- **AIM**: Repeat the records exactly. Every line must match.

(Records from a data collection)
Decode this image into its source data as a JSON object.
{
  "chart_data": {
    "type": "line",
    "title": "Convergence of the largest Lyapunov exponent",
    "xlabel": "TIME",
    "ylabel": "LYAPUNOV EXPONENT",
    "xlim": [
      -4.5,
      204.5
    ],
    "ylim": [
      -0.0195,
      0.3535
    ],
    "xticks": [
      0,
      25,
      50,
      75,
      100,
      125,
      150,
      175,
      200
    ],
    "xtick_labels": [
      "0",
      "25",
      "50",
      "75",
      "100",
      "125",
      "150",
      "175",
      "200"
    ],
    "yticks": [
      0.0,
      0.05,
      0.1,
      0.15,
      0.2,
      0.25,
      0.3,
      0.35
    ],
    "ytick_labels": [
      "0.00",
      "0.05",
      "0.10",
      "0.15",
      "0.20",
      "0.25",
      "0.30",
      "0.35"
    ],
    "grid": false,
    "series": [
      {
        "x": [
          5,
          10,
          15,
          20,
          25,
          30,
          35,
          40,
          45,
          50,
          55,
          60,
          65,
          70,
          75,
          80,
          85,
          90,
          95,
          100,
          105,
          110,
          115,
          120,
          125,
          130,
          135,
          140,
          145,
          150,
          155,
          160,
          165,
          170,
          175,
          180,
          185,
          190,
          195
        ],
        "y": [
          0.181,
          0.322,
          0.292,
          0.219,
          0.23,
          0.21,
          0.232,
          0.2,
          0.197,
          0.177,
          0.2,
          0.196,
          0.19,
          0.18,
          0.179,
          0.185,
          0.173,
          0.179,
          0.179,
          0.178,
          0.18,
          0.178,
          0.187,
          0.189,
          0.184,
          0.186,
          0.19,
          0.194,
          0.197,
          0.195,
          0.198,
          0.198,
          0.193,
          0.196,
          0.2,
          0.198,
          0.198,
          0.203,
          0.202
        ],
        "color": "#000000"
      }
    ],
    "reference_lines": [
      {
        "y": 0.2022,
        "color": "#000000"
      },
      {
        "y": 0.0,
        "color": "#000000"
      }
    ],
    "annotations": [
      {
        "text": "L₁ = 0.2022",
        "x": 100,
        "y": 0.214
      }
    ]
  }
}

- **TASK RESPONSE**:
Decode this image into its source data as a JSON object.
{
  "chart_data": {
    "type": "line",
    "title": "Convergence of the largest Lyapunov exponent",
    "xlabel": "TIME",
    "ylabel": "LYAPUNOV EXPONENT",
    "xlim": [
      -4.5,
      204.5
    ],
    "ylim": [
      -0.0195,
      0.3535
    ],
    "xticks": [
      0,
      25,
      50,
      75,
      100,
      125,
      150,
      175,
      200
    ],
    "xtick_labels": [
      "0",
      "25",
      "50",
      "75",
      "100",
      "125",
      "150",
      "175",
      "200"
    ],
    "yticks": [
      0.0,
      0.05,
      0.1,
      0.15,
      0.2,
      0.25,
      0.3,
      0.35
    ],
    "ytick_labels": [
      "0.00",
      "0.05",
      "0.10",
      "0.15",
      "0.20",
      "0.25",
      "0.30",
      "0.35"
    ],
    "grid": false,
    "series": [
      {
        "x": [
          5,
          10,
          15,
          20,
          25,
          30,
          35,
          40,
          45,
          50,
          55,
          60,
          65,
          70,
          75,
          80,
          85,
          90,
          95,
          100,
          105,
          110,
          115,
          120,
          125,
          130,
          135,
          140,
          145,
          150,
          155,
          160,
          165,
          170,
          175,
          180,
          185,
          190,
          195
        ],
        "y": [
          0.181,
          0.322,
          0.292,
          0.219,
          0.23,
          0.21,
          0.232,
          0.2,
          0.197,
          0.177,
          0.2,
          0.196,
          0.19,
          0.18,
          0.179,
          0.185,
          0.173,
          0.179,
          0.179,
          0.178,
          0.18,
          0.178,
          0.187,
          0.189,
          0.184,
          0.186,
          0.19,
          0.194,
          0.197,
          0.195,
          0.198,
          0.198,
          0.193,
          0.196,
          0.2,
          0.198,
          0.198,
          0.203,
          0.202
        ],
        "color": "#000000"
      }
    ],
    "reference_lines": [
      {
        "y": 0.2022,
        "color": "#000000"
      },
      {
        "y": 0.0,
        "color": "#000000"
      }
    ],
    "annotations": [
      {
        "text": "L₁ = 0.2022",
        "x": 100,
        "y": 0.214
      }
    ]
  }
}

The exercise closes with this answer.